REQUIRED TASK » Return each line holding the string "color".

(Records about charts and figures)
__________________________________________________

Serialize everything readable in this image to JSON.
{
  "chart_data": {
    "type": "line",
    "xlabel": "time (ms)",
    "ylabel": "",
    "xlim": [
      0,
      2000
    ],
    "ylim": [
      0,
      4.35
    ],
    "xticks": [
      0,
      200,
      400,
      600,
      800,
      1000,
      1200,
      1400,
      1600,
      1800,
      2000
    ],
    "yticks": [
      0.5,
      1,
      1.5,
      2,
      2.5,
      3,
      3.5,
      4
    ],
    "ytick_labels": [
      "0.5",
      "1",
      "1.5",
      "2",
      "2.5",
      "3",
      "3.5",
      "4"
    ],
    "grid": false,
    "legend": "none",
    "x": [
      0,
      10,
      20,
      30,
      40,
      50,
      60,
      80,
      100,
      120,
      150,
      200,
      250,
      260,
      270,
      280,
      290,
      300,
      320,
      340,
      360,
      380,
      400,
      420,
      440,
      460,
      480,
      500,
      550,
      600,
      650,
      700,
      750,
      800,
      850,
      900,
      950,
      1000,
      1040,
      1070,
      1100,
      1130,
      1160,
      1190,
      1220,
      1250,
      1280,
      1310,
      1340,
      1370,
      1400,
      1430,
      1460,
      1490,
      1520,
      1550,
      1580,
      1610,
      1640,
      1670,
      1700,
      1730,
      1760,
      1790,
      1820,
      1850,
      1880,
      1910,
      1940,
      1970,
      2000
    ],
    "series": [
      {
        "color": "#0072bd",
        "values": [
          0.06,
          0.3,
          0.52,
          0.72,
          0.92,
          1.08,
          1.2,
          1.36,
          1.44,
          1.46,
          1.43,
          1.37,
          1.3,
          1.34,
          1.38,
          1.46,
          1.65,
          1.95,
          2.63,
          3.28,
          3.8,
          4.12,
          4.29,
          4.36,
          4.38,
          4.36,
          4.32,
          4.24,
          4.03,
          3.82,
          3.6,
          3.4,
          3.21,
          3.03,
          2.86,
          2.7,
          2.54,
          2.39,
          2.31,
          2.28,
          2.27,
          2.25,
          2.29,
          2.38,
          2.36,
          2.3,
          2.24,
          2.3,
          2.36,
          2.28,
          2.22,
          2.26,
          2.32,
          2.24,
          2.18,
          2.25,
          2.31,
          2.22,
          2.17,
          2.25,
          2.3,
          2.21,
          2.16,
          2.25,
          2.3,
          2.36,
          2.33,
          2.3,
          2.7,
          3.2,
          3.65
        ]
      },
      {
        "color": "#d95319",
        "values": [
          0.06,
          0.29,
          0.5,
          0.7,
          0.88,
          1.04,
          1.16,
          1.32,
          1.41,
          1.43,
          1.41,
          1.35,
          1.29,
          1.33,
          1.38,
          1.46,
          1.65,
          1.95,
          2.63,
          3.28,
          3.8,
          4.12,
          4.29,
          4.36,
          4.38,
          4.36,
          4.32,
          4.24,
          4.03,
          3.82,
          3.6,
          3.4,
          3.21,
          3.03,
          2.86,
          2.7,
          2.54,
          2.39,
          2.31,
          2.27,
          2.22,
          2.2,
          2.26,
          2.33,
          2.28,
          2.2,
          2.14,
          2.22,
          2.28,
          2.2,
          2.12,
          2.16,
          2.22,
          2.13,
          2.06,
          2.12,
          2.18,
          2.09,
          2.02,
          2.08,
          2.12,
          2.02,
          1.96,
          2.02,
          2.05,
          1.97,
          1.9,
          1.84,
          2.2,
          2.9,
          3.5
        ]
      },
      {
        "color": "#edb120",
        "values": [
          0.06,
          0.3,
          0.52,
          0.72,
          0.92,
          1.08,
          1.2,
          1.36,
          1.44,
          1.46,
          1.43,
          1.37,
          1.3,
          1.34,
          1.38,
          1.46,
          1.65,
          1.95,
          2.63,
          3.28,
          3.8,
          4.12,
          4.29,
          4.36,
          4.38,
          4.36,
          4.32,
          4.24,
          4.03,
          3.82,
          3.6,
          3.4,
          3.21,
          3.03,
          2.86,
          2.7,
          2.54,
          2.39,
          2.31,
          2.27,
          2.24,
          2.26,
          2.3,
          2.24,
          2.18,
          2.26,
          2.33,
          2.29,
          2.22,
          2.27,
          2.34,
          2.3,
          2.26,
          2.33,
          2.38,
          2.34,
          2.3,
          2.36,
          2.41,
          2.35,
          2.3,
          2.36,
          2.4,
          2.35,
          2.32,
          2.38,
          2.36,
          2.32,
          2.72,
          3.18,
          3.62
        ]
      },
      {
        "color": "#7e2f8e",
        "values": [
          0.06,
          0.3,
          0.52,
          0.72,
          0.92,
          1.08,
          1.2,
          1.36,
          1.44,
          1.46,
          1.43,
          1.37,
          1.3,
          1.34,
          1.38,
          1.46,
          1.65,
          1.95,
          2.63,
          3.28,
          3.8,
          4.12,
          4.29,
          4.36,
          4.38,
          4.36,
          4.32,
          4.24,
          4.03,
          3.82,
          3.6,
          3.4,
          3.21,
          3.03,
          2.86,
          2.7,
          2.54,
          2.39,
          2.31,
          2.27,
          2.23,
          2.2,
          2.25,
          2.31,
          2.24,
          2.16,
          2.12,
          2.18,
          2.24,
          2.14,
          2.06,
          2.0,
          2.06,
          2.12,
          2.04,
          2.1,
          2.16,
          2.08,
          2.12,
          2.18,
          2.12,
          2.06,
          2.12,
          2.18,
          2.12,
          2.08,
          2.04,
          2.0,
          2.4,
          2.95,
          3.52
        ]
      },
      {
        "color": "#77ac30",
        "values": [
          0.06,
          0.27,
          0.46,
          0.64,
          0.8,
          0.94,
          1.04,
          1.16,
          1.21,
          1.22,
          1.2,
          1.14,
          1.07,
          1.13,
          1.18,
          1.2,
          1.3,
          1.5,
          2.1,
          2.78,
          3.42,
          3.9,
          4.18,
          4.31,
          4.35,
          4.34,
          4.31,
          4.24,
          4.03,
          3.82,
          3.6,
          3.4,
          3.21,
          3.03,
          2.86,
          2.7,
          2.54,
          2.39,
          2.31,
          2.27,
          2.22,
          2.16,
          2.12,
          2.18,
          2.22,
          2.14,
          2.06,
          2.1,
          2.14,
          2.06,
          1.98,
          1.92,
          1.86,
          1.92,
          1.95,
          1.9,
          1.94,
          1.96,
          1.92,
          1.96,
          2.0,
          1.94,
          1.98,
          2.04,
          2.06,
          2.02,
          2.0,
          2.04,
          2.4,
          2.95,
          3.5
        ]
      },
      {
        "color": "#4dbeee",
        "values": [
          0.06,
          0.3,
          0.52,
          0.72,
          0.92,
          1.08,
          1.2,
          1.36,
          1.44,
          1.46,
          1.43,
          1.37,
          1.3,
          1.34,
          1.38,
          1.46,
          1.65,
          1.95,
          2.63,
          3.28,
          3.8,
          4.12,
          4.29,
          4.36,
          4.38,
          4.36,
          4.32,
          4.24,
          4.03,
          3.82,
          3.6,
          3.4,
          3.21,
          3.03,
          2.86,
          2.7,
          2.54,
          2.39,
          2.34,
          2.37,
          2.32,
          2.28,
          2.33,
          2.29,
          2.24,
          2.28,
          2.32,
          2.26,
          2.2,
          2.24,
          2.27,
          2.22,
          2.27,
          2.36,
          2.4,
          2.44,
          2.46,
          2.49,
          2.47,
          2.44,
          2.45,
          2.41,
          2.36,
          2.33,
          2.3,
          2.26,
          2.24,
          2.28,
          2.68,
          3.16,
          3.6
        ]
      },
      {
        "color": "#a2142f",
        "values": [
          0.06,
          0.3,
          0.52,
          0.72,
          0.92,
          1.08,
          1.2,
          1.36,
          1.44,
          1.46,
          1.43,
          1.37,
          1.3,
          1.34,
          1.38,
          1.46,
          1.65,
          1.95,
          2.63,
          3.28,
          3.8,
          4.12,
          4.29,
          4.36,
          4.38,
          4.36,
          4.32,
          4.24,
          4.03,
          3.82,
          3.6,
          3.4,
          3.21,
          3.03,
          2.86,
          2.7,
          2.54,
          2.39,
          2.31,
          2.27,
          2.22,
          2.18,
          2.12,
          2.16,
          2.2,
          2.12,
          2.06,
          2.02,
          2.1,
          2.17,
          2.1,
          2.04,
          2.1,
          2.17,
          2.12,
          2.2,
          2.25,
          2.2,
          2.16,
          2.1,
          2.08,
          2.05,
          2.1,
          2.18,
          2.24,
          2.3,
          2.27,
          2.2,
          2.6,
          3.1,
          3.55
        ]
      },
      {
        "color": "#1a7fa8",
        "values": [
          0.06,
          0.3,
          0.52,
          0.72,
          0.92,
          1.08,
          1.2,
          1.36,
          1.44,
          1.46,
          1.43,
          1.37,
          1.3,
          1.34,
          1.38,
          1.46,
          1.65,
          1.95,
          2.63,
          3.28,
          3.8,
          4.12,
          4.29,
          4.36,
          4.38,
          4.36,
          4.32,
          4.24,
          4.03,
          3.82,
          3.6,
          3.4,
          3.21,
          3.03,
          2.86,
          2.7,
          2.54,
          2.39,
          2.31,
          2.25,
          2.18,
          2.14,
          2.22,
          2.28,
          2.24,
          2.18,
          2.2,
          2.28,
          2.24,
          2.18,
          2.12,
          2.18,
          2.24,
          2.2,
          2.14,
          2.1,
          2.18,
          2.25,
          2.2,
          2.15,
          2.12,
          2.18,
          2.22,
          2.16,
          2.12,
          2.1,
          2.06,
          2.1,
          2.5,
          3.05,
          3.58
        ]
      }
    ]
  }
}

__________________________________________________

IN RESPONSE »
        "color": "#0072bd",
        "color": "#d95319",
        "color": "#edb120",
        "color": "#7e2f8e",
        "color": "#77ac30",
        "color": "#4dbeee",
        "color": "#a2142f",
        "color": "#1a7fa8",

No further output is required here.